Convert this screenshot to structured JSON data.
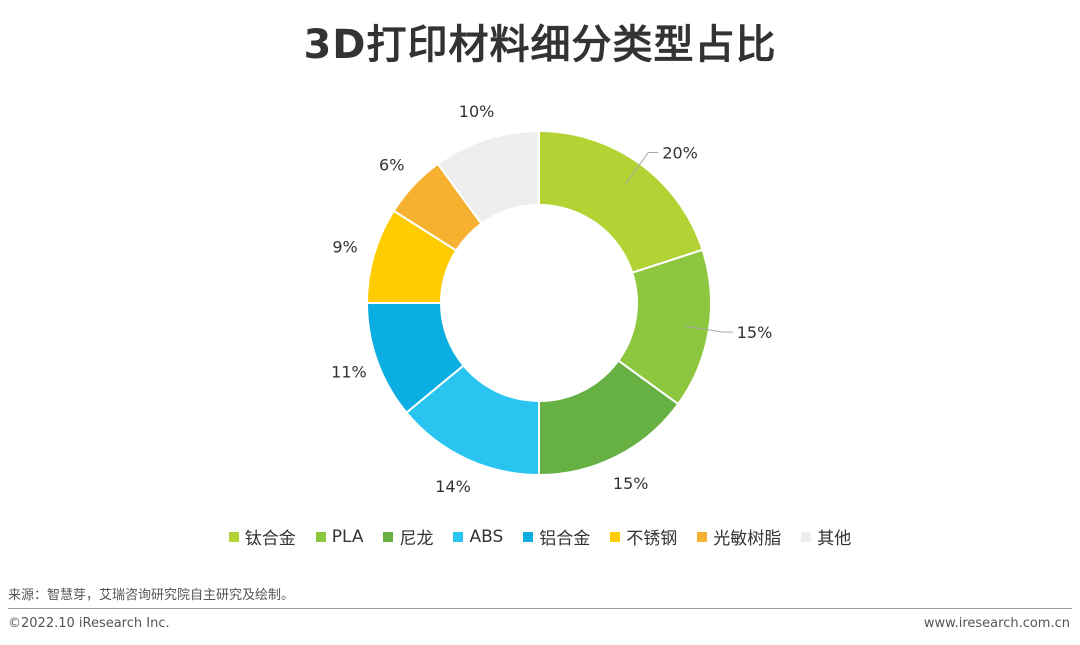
{
  "chart_data": {
    "type": "pie",
    "title": "3D打印材料细分类型占比",
    "categories": [
      "钛合金",
      "PLA",
      "尼龙",
      "ABS",
      "铝合金",
      "不锈钢",
      "光敏树脂",
      "其他"
    ],
    "values": [
      20,
      15,
      15,
      14,
      11,
      9,
      6,
      10
    ],
    "value_labels": [
      "20%",
      "15%",
      "15%",
      "14%",
      "11%",
      "9%",
      "6%",
      "10%"
    ],
    "colors": [
      "#b3d334",
      "#8dc63f",
      "#67b044",
      "#29c5f0",
      "#0aaee0",
      "#ffcc00",
      "#f6b131",
      "#eeeeee"
    ],
    "donut": true,
    "legend_position": "bottom"
  },
  "source": "来源：智慧芽，艾瑞咨询研究院自主研究及绘制。",
  "copyright": "©2022.10 iResearch Inc.",
  "website": "www.iresearch.com.cn"
}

# # # # #

## Exercise prompt
The data above needs to be retyped exactly, with the images left out.

## Expected output
Convert this screenshot to structured JSON data.
{
  "chart_data": {
    "type": "pie",
    "title": "3D打印材料细分类型占比",
    "categories": [
      "钛合金",
      "PLA",
      "尼龙",
      "ABS",
      "铝合金",
      "不锈钢",
      "光敏树脂",
      "其他"
    ],
    "values": [
      20,
      15,
      15,
      14,
      11,
      9,
      6,
      10
    ],
    "value_labels": [
      "20%",
      "15%",
      "15%",
      "14%",
      "11%",
      "9%",
      "6%",
      "10%"
    ],
    "colors": [
      "#b3d334",
      "#8dc63f",
      "#67b044",
      "#29c5f0",
      "#0aaee0",
      "#ffcc00",
      "#f6b131",
      "#eeeeee"
    ],
    "donut": true,
    "legend_position": "bottom"
  },
  "source": "来源：智慧芽，艾瑞咨询研究院自主研究及绘制。",
  "copyright": "©2022.10 iResearch Inc.",
  "website": "www.iresearch.com.cn"
}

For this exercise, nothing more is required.